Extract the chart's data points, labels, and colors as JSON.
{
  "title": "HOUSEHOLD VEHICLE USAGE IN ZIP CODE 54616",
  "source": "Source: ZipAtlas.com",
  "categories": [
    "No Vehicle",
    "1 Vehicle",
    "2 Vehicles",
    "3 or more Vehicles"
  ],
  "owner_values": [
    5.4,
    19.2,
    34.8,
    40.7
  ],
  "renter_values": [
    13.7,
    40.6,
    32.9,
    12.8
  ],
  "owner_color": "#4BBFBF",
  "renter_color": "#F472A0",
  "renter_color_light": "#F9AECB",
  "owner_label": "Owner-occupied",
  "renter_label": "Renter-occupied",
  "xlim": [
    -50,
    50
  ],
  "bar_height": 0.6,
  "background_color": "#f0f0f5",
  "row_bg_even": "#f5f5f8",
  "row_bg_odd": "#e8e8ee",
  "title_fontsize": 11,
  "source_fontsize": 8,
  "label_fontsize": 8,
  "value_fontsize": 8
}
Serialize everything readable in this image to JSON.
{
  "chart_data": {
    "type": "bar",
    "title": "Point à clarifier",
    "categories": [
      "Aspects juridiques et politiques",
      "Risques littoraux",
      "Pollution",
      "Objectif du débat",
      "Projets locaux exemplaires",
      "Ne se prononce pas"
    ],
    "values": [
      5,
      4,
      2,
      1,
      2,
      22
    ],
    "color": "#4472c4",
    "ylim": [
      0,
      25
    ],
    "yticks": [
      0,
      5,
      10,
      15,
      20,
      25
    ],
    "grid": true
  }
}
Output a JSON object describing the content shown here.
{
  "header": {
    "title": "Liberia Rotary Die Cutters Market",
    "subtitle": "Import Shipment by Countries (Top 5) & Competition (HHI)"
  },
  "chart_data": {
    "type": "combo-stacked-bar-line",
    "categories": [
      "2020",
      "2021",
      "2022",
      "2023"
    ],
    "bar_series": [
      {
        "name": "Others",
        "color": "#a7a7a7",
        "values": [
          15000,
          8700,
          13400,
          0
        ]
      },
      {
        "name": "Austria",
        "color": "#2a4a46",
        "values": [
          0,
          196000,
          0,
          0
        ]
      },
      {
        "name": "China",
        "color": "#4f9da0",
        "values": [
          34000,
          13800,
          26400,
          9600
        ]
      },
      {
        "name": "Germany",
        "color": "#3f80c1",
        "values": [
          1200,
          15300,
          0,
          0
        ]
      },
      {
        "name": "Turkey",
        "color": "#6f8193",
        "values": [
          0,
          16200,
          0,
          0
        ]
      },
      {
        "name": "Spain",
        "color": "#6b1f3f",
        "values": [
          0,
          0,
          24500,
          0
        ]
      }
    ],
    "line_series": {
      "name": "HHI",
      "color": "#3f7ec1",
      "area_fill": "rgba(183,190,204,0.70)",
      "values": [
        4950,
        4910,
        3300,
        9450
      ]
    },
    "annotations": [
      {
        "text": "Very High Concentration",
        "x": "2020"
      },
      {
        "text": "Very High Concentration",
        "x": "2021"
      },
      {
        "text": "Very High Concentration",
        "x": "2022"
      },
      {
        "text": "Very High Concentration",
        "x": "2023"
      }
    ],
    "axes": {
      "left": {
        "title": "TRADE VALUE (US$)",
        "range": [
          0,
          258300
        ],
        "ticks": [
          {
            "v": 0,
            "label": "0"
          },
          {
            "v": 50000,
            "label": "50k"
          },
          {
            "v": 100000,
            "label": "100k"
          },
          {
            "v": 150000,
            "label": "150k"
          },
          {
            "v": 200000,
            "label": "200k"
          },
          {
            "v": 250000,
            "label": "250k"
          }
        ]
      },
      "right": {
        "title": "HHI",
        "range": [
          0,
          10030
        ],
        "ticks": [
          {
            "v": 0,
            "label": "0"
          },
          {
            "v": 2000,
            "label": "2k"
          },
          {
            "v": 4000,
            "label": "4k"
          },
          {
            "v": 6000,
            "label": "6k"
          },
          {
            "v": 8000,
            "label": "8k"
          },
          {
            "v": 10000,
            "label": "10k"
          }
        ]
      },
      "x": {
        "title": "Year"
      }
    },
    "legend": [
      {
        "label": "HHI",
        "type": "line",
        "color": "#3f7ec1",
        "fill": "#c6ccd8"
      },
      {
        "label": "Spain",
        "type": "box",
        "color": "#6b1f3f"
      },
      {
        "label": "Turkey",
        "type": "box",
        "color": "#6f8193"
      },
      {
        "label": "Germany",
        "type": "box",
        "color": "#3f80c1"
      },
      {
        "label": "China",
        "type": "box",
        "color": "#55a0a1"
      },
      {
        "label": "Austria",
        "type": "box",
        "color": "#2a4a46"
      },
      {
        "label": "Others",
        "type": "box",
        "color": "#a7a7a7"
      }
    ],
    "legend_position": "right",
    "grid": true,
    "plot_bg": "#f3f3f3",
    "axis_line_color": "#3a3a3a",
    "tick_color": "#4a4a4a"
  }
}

====

* OBJECTIVE *
Repeat the material above in full, keeping every word.

* RESULT OF THIS EXERCISE *
Extract the chart's data points, labels, and colors as JSON.
{
  "title": "HOUSEHOLD VEHICLE USAGE IN ZIP CODE 54616",
  "source": "Source: ZipAtlas.com",
  "categories": [
    "No Vehicle",
    "1 Vehicle",
    "2 Vehicles",
    "3 or more Vehicles"
  ],
  "owner_values": [
    5.4,
    19.2,
    34.8,
    40.7
  ],
  "renter_values": [
    13.7,
    40.6,
    32.9,
    12.8
  ],
  "owner_color": "#4BBFBF",
  "renter_color": "#F472A0",
  "renter_color_light": "#F9AECB",
  "owner_label": "Owner-occupied",
  "renter_label": "Renter-occupied",
  "xlim": [
    -50,
    50
  ],
  "bar_height": 0.6,
  "background_color": "#f0f0f5",
  "row_bg_even": "#f5f5f8",
  "row_bg_odd": "#e8e8ee",
  "title_fontsize": 11,
  "source_fontsize": 8,
  "label_fontsize": 8,
  "value_fontsize": 8
}
Serialize everything readable in this image to JSON.
{
  "chart_data": {
    "type": "bar",
    "title": "Point à clarifier",
    "categories": [
      "Aspects juridiques et politiques",
      "Risques littoraux",
      "Pollution",
      "Objectif du débat",
      "Projets locaux exemplaires",
      "Ne se prononce pas"
    ],
    "values": [
      5,
      4,
      2,
      1,
      2,
      22
    ],
    "color": "#4472c4",
    "ylim": [
      0,
      25
    ],
    "yticks": [
      0,
      5,
      10,
      15,
      20,
      25
    ],
    "grid": true
  }
}
Output a JSON object describing the content shown here.
{
  "header": {
    "title": "Liberia Rotary Die Cutters Market",
    "subtitle": "Import Shipment by Countries (Top 5) & Competition (HHI)"
  },
  "chart_data": {
    "type": "combo-stacked-bar-line",
    "categories": [
      "2020",
      "2021",
      "2022",
      "2023"
    ],
    "bar_series": [
      {
        "name": "Others",
        "color": "#a7a7a7",
        "values": [
          15000,
          8700,
          13400,
          0
        ]
      },
      {
        "name": "Austria",
        "color": "#2a4a46",
        "values": [
          0,
          196000,
          0,
          0
        ]
      },
      {
        "name": "China",
        "color": "#4f9da0",
        "values": [
          34000,
          13800,
          26400,
          9600
        ]
      },
      {
        "name": "Germany",
        "color": "#3f80c1",
        "values": [
          1200,
          15300,
          0,
          0
        ]
      },
      {
        "name": "Turkey",
        "color": "#6f8193",
        "values": [
          0,
          16200,
          0,
          0
        ]
      },
      {
        "name": "Spain",
        "color": "#6b1f3f",
        "values": [
          0,
          0,
          24500,
          0
        ]
      }
    ],
    "line_series": {
      "name": "HHI",
      "color": "#3f7ec1",
      "area_fill": "rgba(183,190,204,0.70)",
      "values": [
        4950,
        4910,
        3300,
        9450
      ]
    },
    "annotations": [
      {
        "text": "Very High Concentration",
        "x": "2020"
      },
      {
        "text": "Very High Concentration",
        "x": "2021"
      },
      {
        "text": "Very High Concentration",
        "x": "2022"
      },
      {
        "text": "Very High Concentration",
        "x": "2023"
      }
    ],
    "axes": {
      "left": {
        "title": "TRADE VALUE (US$)",
        "range": [
          0,
          258300
        ],
        "ticks": [
          {
            "v": 0,
            "label": "0"
          },
          {
            "v": 50000,
            "label": "50k"
          },
          {
            "v": 100000,
            "label": "100k"
          },
          {
            "v": 150000,
            "label": "150k"
          },
          {
            "v": 200000,
            "label": "200k"
          },
          {
            "v": 250000,
            "label": "250k"
          }
        ]
      },
      "right": {
        "title": "HHI",
        "range": [
          0,
          10030
        ],
        "ticks": [
          {
            "v": 0,
            "label": "0"
          },
          {
            "v": 2000,
            "label": "2k"
          },
          {
            "v": 4000,
            "label": "4k"
          },
          {
            "v": 6000,
            "label": "6k"
          },
          {
            "v": 8000,
            "label": "8k"
          },
          {
            "v": 10000,
            "label": "10k"
          }
        ]
      },
      "x": {
        "title": "Year"
      }
    },
    "legend": [
      {
        "label": "HHI",
        "type": "line",
        "color": "#3f7ec1",
        "fill": "#c6ccd8"
      },
      {
        "label": "Spain",
        "type": "box",
        "color": "#6b1f3f"
      },
      {
        "label": "Turkey",
        "type": "box",
        "color": "#6f8193"
      },
      {
        "label": "Germany",
        "type": "box",
        "color": "#3f80c1"
      },
      {
        "label": "China",
        "type": "box",
        "color": "#55a0a1"
      },
      {
        "label": "Austria",
        "type": "box",
        "color": "#2a4a46"
      },
      {
        "label": "Others",
        "type": "box",
        "color": "#a7a7a7"
      }
    ],
    "legend_position": "right",
    "grid": true,
    "plot_bg": "#f3f3f3",
    "axis_line_color": "#3a3a3a",
    "tick_color": "#4a4a4a"
  }
}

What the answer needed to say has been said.